==== Available data

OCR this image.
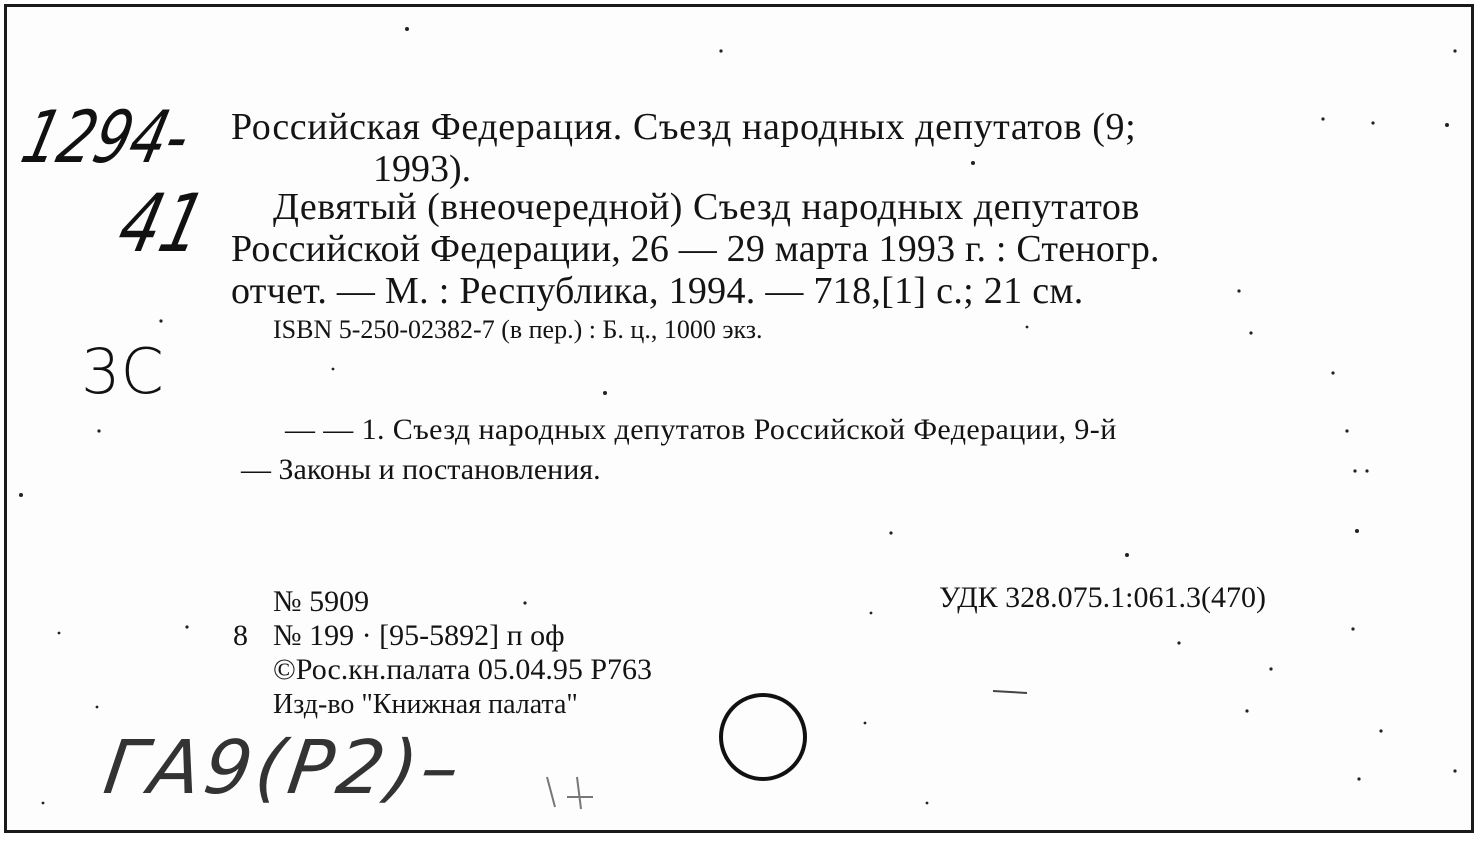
Российская Федерация. Съезд народных депутатов (9;
1993).
Девятый (внеочередной) Съезд народных депутатов
Российской Федерации, 26 — 29 марта 1993 г. : Стеногр.
отчет. — М. : Республика, 1994. — 718,[1] с.; 21 см.
ISBN 5-250-02382-7 (в пер.) : Б. ц., 1000 экз.
— — 1. Съезд народных депутатов Российской Федерации, 9-й
— Законы и постановления.
№ 5909	УДК 328.075.1:061.3(470)
8 № 199 · [95-5892] п оф
©Рос.кн.палата 05.04.95 Р763
Изд-во "Книжная палата"
1294-
41
3С
ГА9(Р2)–
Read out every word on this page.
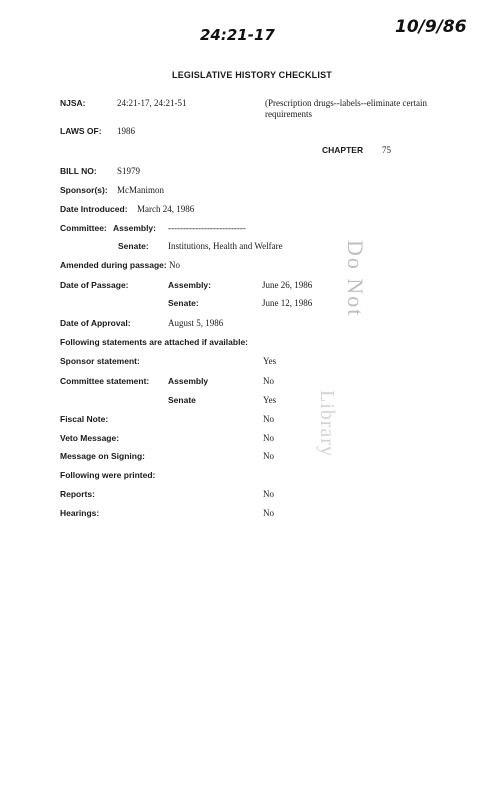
24:21-17	10/9/86
LEGISLATIVE HISTORY CHECKLIST
NJSA:	24:21-17, 24:21-51	(Prescription drugs--labels--eliminate certain requirements
LAWS OF: 1986
CHAPTER 75
BILL NO: S1979
Sponsor(s): McManimon
Date Introduced: March 24, 1986
Committee: Assembly: --------------------------
Senate: Institutions, Health and Welfare
Amended during passage: No
Date of Passage:	Assembly:	June 26, 1986
Senate:	June 12, 1986
Date of Approval:	August 5, 1986
Following statements are attached if available:
Sponsor statement:	Yes
Committee statement: Assembly	No
Senate	Yes
Fiscal Note:	No
Veto Message:	No
Message on Signing:	No
Following were printed:
Reports:	No
Hearings:	No
Do Not
Library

========

### Aim
Write out the listing word for word, omitting the pictures it holds.

### Answer in full
OCR this image.
Российская Федерация. Съезд народных депутатов (9;
1993).
Девятый (внеочередной) Съезд народных депутатов
Российской Федерации, 26 — 29 марта 1993 г. : Стеногр.
отчет. — М. : Республика, 1994. — 718,[1] с.; 21 см.
ISBN 5-250-02382-7 (в пер.) : Б. ц., 1000 экз.
— — 1. Съезд народных депутатов Российской Федерации, 9-й
— Законы и постановления.
№ 5909	УДК 328.075.1:061.3(470)
8 № 199 · [95-5892] п оф
©Рос.кн.палата 05.04.95 Р763
Изд-во "Книжная палата"
1294-
41
3С
ГА9(Р2)–
Read out every word on this page.
24:21-17	10/9/86
LEGISLATIVE HISTORY CHECKLIST
NJSA:	24:21-17, 24:21-51	(Prescription drugs--labels--eliminate certain requirements
LAWS OF: 1986
CHAPTER 75
BILL NO: S1979
Sponsor(s): McManimon
Date Introduced: March 24, 1986
Committee: Assembly: --------------------------
Senate: Institutions, Health and Welfare
Amended during passage: No
Date of Passage:	Assembly:	June 26, 1986
Senate:	June 12, 1986
Date of Approval:	August 5, 1986
Following statements are attached if available:
Sponsor statement:	Yes
Committee statement: Assembly	No
Senate	Yes
Fiscal Note:	No
Veto Message:	No
Message on Signing:	No
Following were printed:
Reports:	No
Hearings:	No
Do Not
Library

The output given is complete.